— BEGIN —

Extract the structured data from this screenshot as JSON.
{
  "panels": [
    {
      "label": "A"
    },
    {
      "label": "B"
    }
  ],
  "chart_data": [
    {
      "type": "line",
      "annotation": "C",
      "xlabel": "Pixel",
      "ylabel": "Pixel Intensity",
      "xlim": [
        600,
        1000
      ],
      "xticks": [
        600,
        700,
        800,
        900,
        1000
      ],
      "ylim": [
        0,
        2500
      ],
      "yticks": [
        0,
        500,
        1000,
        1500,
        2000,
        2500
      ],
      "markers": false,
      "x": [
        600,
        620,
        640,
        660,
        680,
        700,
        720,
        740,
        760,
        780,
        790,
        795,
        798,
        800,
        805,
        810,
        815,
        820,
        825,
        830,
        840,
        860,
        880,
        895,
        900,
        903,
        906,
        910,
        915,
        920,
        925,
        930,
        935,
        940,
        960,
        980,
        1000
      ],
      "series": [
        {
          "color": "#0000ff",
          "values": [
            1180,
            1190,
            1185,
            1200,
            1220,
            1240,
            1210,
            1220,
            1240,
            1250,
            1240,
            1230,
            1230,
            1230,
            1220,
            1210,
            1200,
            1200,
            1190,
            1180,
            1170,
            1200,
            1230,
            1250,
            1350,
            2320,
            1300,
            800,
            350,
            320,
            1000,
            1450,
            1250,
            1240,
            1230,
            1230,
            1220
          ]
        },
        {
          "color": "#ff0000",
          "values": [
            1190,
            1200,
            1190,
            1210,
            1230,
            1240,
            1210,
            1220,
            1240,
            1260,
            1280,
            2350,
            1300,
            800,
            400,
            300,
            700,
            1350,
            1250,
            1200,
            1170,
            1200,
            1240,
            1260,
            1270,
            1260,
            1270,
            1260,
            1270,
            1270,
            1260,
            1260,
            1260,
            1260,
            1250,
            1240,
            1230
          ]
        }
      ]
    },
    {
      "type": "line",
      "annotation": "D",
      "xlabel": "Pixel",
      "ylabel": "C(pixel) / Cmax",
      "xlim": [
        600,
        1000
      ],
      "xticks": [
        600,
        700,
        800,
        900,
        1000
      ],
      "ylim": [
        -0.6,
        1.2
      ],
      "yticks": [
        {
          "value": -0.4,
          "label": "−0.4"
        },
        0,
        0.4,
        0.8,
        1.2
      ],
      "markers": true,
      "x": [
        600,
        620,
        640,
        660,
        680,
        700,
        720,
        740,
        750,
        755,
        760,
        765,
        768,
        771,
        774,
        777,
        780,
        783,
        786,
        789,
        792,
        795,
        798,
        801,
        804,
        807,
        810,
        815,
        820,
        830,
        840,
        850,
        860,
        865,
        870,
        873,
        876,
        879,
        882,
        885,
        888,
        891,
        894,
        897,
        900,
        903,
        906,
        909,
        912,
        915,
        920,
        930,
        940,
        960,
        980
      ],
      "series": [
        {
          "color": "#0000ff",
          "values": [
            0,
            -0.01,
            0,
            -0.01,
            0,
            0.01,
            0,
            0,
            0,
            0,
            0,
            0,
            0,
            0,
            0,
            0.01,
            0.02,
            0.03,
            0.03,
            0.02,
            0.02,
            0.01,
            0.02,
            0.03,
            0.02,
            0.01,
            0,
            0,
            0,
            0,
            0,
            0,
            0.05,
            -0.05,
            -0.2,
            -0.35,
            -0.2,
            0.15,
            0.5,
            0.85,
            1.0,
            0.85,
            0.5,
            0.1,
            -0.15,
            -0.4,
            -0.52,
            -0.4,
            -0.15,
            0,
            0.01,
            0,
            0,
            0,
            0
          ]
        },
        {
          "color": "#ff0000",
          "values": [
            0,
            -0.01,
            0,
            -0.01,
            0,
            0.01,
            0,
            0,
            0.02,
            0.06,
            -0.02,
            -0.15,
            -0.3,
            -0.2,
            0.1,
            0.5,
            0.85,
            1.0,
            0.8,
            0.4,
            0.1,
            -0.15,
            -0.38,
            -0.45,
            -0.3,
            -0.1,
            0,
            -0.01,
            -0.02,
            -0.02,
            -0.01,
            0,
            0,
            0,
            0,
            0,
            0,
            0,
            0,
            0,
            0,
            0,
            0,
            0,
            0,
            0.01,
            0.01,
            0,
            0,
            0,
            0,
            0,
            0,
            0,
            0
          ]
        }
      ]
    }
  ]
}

— END —

→ Stated problem: All of the data needs to be printed once more, exactly.

→ The response:
Extract the structured data from this screenshot as JSON.
{
  "panels": [
    {
      "label": "A"
    },
    {
      "label": "B"
    }
  ],
  "chart_data": [
    {
      "type": "line",
      "annotation": "C",
      "xlabel": "Pixel",
      "ylabel": "Pixel Intensity",
      "xlim": [
        600,
        1000
      ],
      "xticks": [
        600,
        700,
        800,
        900,
        1000
      ],
      "ylim": [
        0,
        2500
      ],
      "yticks": [
        0,
        500,
        1000,
        1500,
        2000,
        2500
      ],
      "markers": false,
      "x": [
        600,
        620,
        640,
        660,
        680,
        700,
        720,
        740,
        760,
        780,
        790,
        795,
        798,
        800,
        805,
        810,
        815,
        820,
        825,
        830,
        840,
        860,
        880,
        895,
        900,
        903,
        906,
        910,
        915,
        920,
        925,
        930,
        935,
        940,
        960,
        980,
        1000
      ],
      "series": [
        {
          "color": "#0000ff",
          "values": [
            1180,
            1190,
            1185,
            1200,
            1220,
            1240,
            1210,
            1220,
            1240,
            1250,
            1240,
            1230,
            1230,
            1230,
            1220,
            1210,
            1200,
            1200,
            1190,
            1180,
            1170,
            1200,
            1230,
            1250,
            1350,
            2320,
            1300,
            800,
            350,
            320,
            1000,
            1450,
            1250,
            1240,
            1230,
            1230,
            1220
          ]
        },
        {
          "color": "#ff0000",
          "values": [
            1190,
            1200,
            1190,
            1210,
            1230,
            1240,
            1210,
            1220,
            1240,
            1260,
            1280,
            2350,
            1300,
            800,
            400,
            300,
            700,
            1350,
            1250,
            1200,
            1170,
            1200,
            1240,
            1260,
            1270,
            1260,
            1270,
            1260,
            1270,
            1270,
            1260,
            1260,
            1260,
            1260,
            1250,
            1240,
            1230
          ]
        }
      ]
    },
    {
      "type": "line",
      "annotation": "D",
      "xlabel": "Pixel",
      "ylabel": "C(pixel) / Cmax",
      "xlim": [
        600,
        1000
      ],
      "xticks": [
        600,
        700,
        800,
        900,
        1000
      ],
      "ylim": [
        -0.6,
        1.2
      ],
      "yticks": [
        {
          "value": -0.4,
          "label": "−0.4"
        },
        0,
        0.4,
        0.8,
        1.2
      ],
      "markers": true,
      "x": [
        600,
        620,
        640,
        660,
        680,
        700,
        720,
        740,
        750,
        755,
        760,
        765,
        768,
        771,
        774,
        777,
        780,
        783,
        786,
        789,
        792,
        795,
        798,
        801,
        804,
        807,
        810,
        815,
        820,
        830,
        840,
        850,
        860,
        865,
        870,
        873,
        876,
        879,
        882,
        885,
        888,
        891,
        894,
        897,
        900,
        903,
        906,
        909,
        912,
        915,
        920,
        930,
        940,
        960,
        980
      ],
      "series": [
        {
          "color": "#0000ff",
          "values": [
            0,
            -0.01,
            0,
            -0.01,
            0,
            0.01,
            0,
            0,
            0,
            0,
            0,
            0,
            0,
            0,
            0,
            0.01,
            0.02,
            0.03,
            0.03,
            0.02,
            0.02,
            0.01,
            0.02,
            0.03,
            0.02,
            0.01,
            0,
            0,
            0,
            0,
            0,
            0,
            0.05,
            -0.05,
            -0.2,
            -0.35,
            -0.2,
            0.15,
            0.5,
            0.85,
            1.0,
            0.85,
            0.5,
            0.1,
            -0.15,
            -0.4,
            -0.52,
            -0.4,
            -0.15,
            0,
            0.01,
            0,
            0,
            0,
            0
          ]
        },
        {
          "color": "#ff0000",
          "values": [
            0,
            -0.01,
            0,
            -0.01,
            0,
            0.01,
            0,
            0,
            0.02,
            0.06,
            -0.02,
            -0.15,
            -0.3,
            -0.2,
            0.1,
            0.5,
            0.85,
            1.0,
            0.8,
            0.4,
            0.1,
            -0.15,
            -0.38,
            -0.45,
            -0.3,
            -0.1,
            0,
            -0.01,
            -0.02,
            -0.02,
            -0.01,
            0,
            0,
            0,
            0,
            0,
            0,
            0,
            0,
            0,
            0,
            0,
            0,
            0,
            0,
            0.01,
            0.01,
            0,
            0,
            0,
            0,
            0,
            0,
            0,
            0
          ]
        }
      ]
    }
  ]
}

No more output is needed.